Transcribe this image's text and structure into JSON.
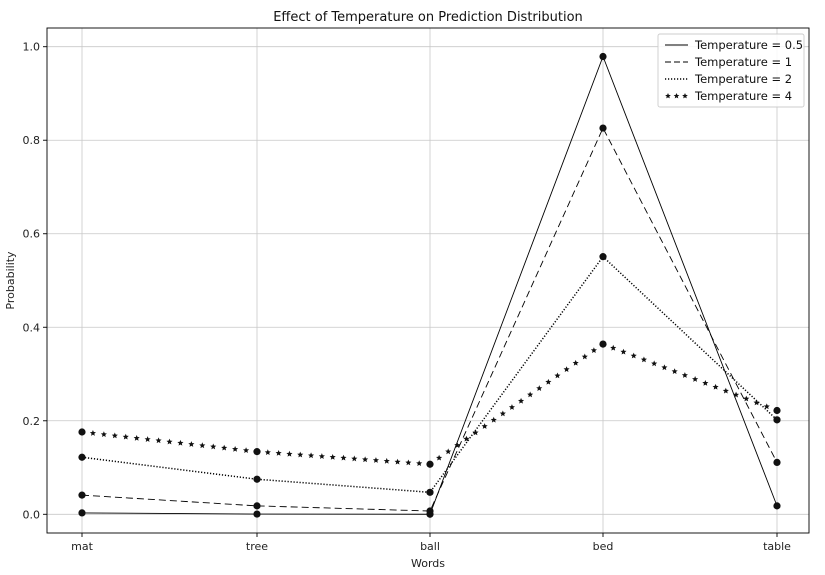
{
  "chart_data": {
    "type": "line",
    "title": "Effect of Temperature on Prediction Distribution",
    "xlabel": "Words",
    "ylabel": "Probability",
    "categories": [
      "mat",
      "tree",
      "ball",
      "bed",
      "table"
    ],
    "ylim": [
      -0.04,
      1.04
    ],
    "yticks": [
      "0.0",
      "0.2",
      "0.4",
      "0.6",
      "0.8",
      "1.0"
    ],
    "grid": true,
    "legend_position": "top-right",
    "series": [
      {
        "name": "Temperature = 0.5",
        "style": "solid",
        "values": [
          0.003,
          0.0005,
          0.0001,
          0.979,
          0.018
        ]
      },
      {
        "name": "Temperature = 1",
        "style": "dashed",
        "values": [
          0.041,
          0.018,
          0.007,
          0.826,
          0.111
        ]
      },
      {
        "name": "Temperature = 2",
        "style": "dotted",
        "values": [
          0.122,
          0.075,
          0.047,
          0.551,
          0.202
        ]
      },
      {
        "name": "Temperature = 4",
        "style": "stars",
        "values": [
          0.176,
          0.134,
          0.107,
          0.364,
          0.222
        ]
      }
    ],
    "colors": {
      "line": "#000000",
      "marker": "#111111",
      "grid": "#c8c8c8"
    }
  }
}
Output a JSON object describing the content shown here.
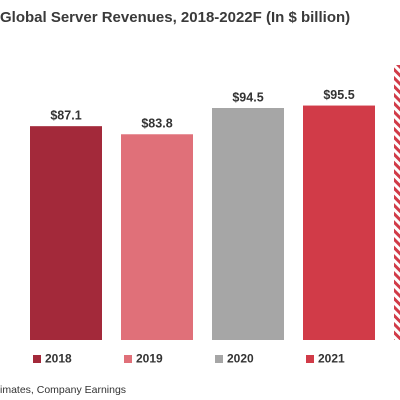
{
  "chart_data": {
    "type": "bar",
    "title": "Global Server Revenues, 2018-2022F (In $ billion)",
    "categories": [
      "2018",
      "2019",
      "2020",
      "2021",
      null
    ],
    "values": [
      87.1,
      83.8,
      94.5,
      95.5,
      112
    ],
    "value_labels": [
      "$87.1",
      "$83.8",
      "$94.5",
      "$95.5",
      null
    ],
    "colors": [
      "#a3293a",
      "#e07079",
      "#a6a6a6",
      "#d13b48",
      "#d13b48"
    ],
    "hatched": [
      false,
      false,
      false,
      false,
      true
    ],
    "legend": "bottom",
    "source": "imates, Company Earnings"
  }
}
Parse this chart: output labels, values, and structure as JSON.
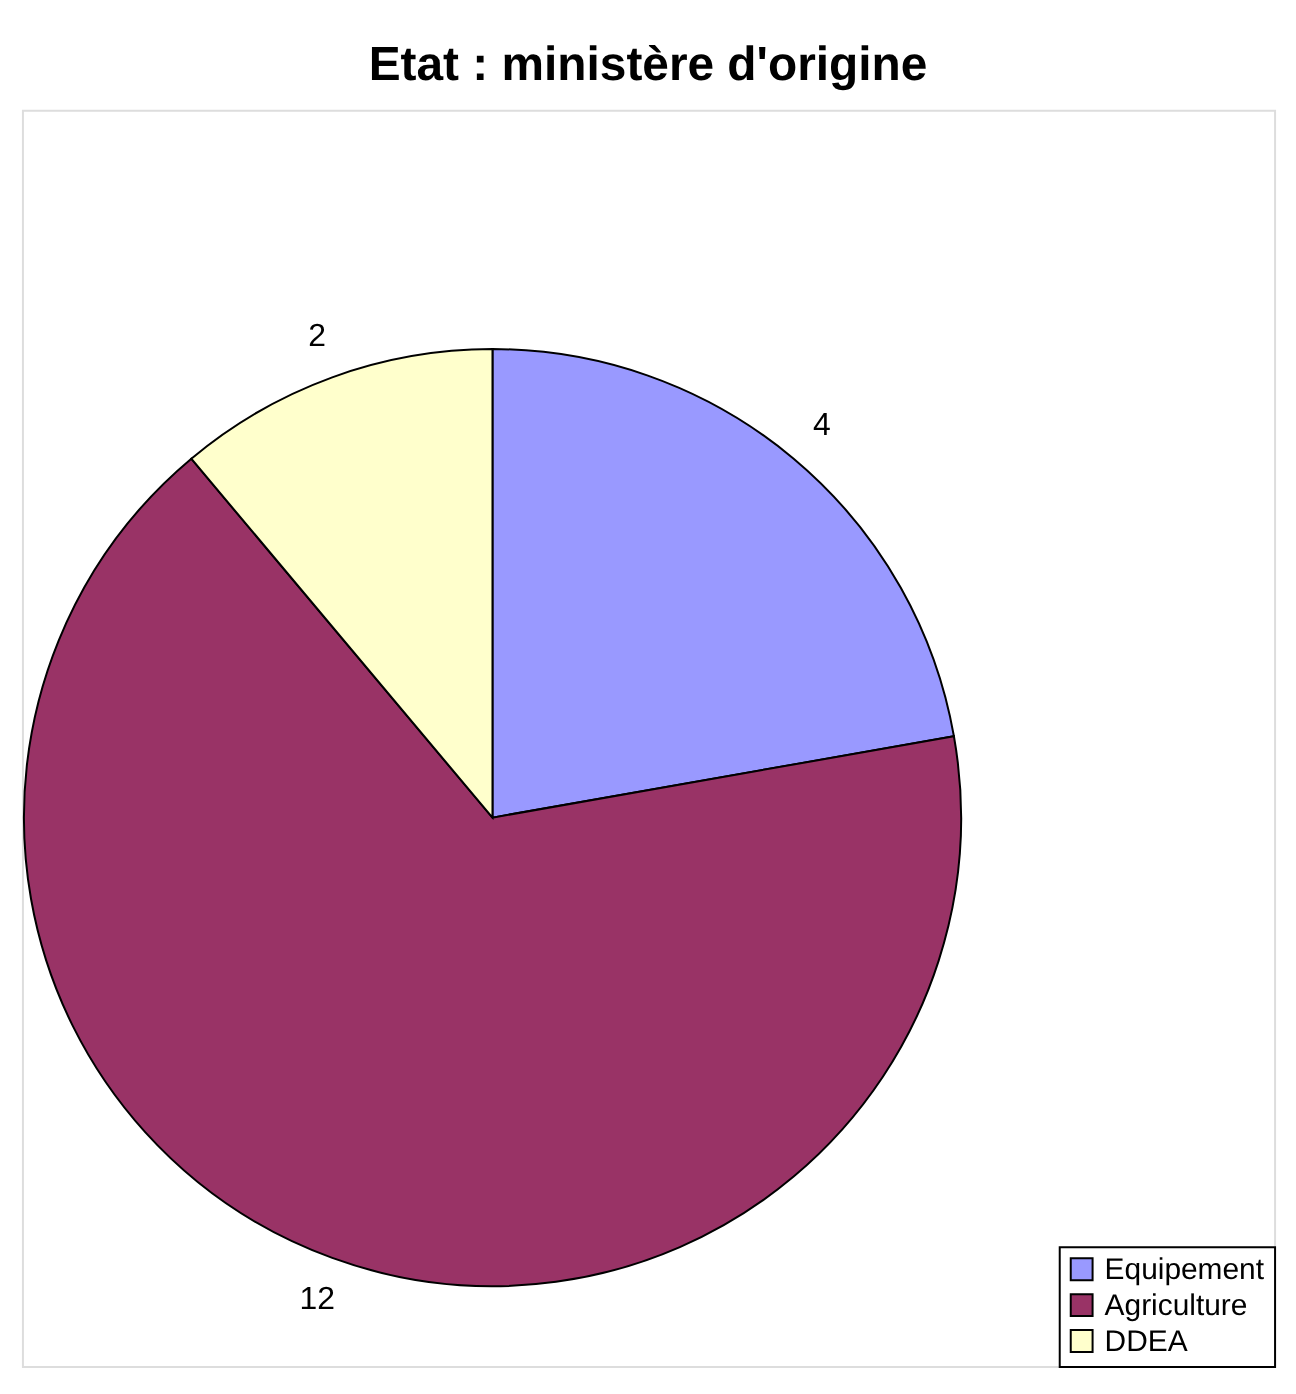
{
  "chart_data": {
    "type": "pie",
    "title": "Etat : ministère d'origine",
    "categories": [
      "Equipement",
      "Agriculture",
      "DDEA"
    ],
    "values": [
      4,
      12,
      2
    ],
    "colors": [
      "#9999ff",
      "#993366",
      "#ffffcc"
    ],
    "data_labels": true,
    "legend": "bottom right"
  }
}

##############################

EXERCISE INSTRUCTIONS -> How many lines in the listing contain "structure"? Answer with the number alone.

EXERCISE RESULT -> 2